(Stored dataset items)
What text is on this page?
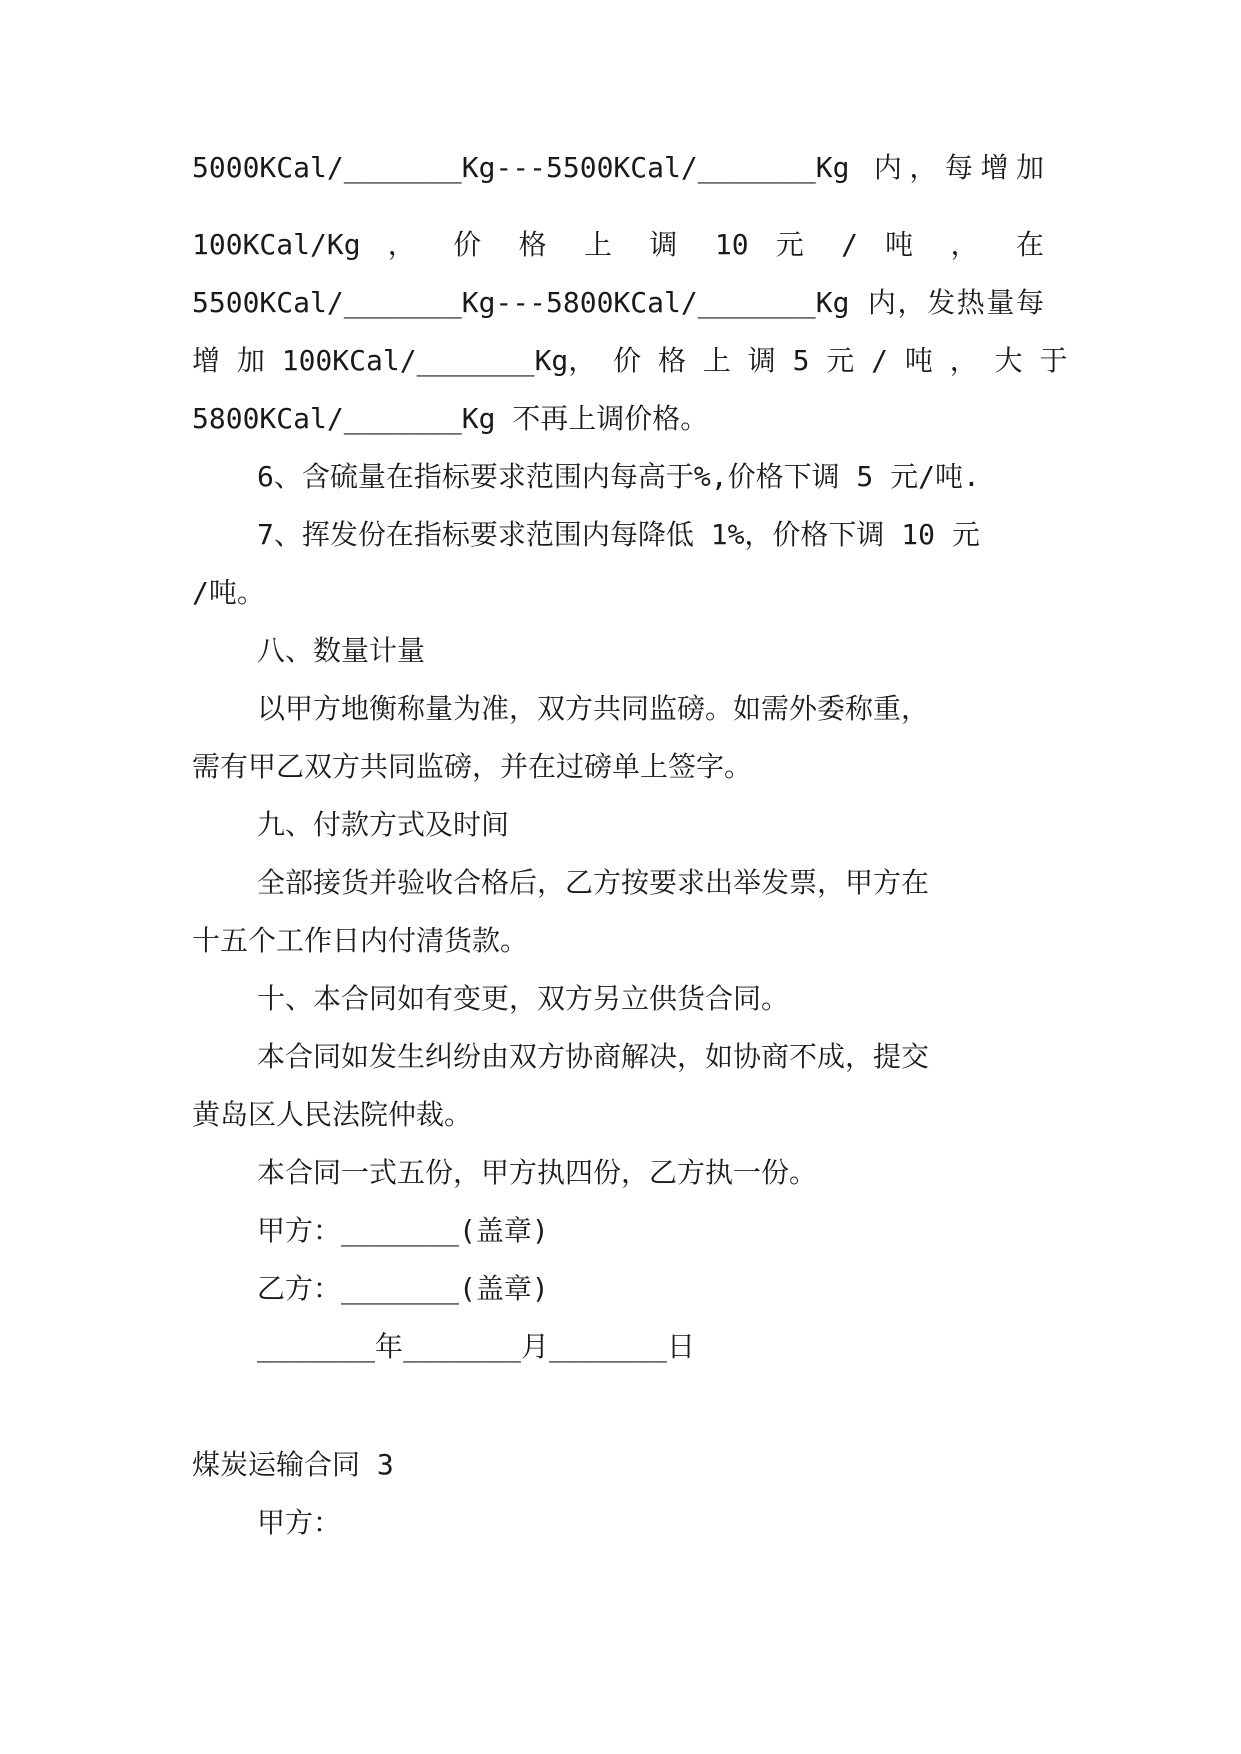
5000KCal/_______Kg---5500KCal/_______Kg 内，每增加
100KCal/Kg ， 价 格 上 调 10 元 / 吨 ， 在
5500KCal/_______Kg---5800KCal/_______Kg 内，发热量每
增 加 100KCal/_______Kg， 价 格 上 调 5 元 / 吨 ， 大 于
5800KCal/_______Kg 不再上调价格。
6、含硫量在指标要求范围内每高于%,价格下调 5 元/吨.
7、挥发份在指标要求范围内每降低 1%，价格下调 10 元
/吨。
八、数量计量
以甲方地衡称量为准，双方共同监磅。如需外委称重，
需有甲乙双方共同监磅，并在过磅单上签字。
九、付款方式及时间
全部接货并验收合格后，乙方按要求出举发票，甲方在
十五个工作日内付清货款。
十、本合同如有变更，双方另立供货合同。
本合同如发生纠纷由双方协商解决，如协商不成，提交
黄岛区人民法院仲裁。
本合同一式五份，甲方执四份，乙方执一份。
甲方：_______(盖章)
乙方：_______(盖章)
_______年_______月_______日
煤炭运输合同 3
甲方：
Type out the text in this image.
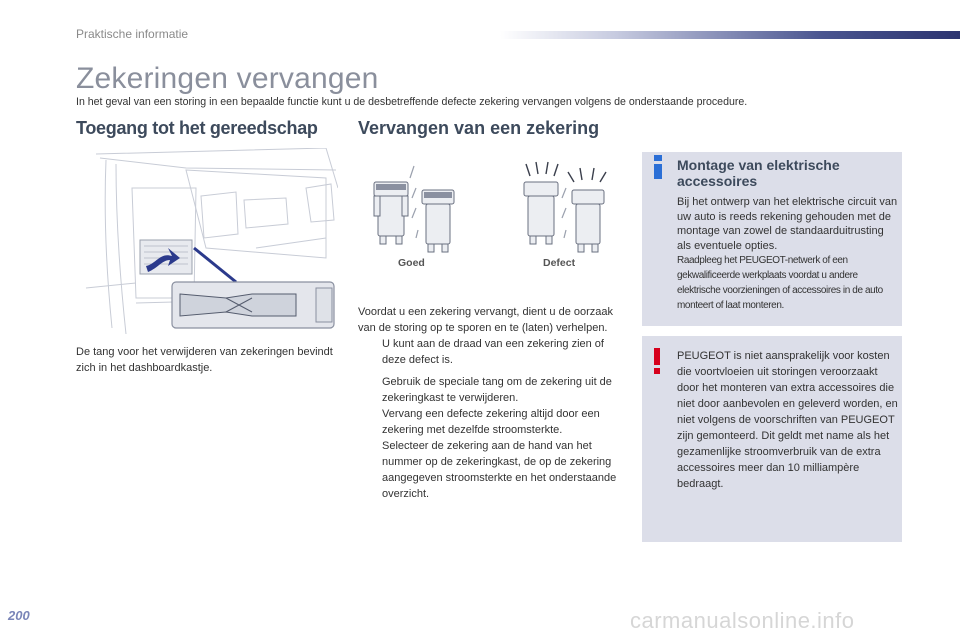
Praktische informatie
Zekeringen vervangen
In het geval van een storing in een bepaalde functie kunt u de desbetreffende defecte zekering vervangen volgens de onderstaande procedure.
Toegang tot het gereedschap Vervangen van een zekering
De tang voor het verwijderen van zekeringen bevindt zich in het dashboardkastje.
Goed	Defect

Voordat u een zekering vervangt, dient u de oorzaak van de storing op te sporen en te (laten) verhelpen.

U kunt aan de draad van een zekering zien of deze defect is.
Gebruik de speciale tang om de zekering uit de zekeringkast te verwijderen.
Vervang een defecte zekering altijd door een zekering met dezelfde stroomsterkte.
Selecteer de zekering aan de hand van het nummer op de zekeringkast, de op de zekering aangegeven stroomsterkte en het onderstaande overzicht.
Montage van elektrische accessoires
Bij het ontwerp van het elektrische circuit van uw auto is reeds rekening gehouden met de montage van zowel de standaarduitrusting als eventuele opties.
Raadpleeg het PEUGEOT-netwerk of een gekwalificeerde werkplaats voordat u andere elektrische voorzieningen of accessoires in de auto monteert of laat monteren.
PEUGEOT is niet aansprakelijk voor kosten die voortvloeien uit storingen veroorzaakt door het monteren van extra accessoires die niet door aanbevolen en geleverd worden, en niet volgens de voorschriften van PEUGEOT zijn gemonteerd. Dit geldt met name als het gezamenlijke stroomverbruik van de extra accessoires meer dan 10 milliampère bedraagt.
200	carmanualsonline.info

= Exercise instructions =
From the records above, pick out and copy each line holding the word "this".

= Task answer =
What text is on this page?
Type out the text in this image.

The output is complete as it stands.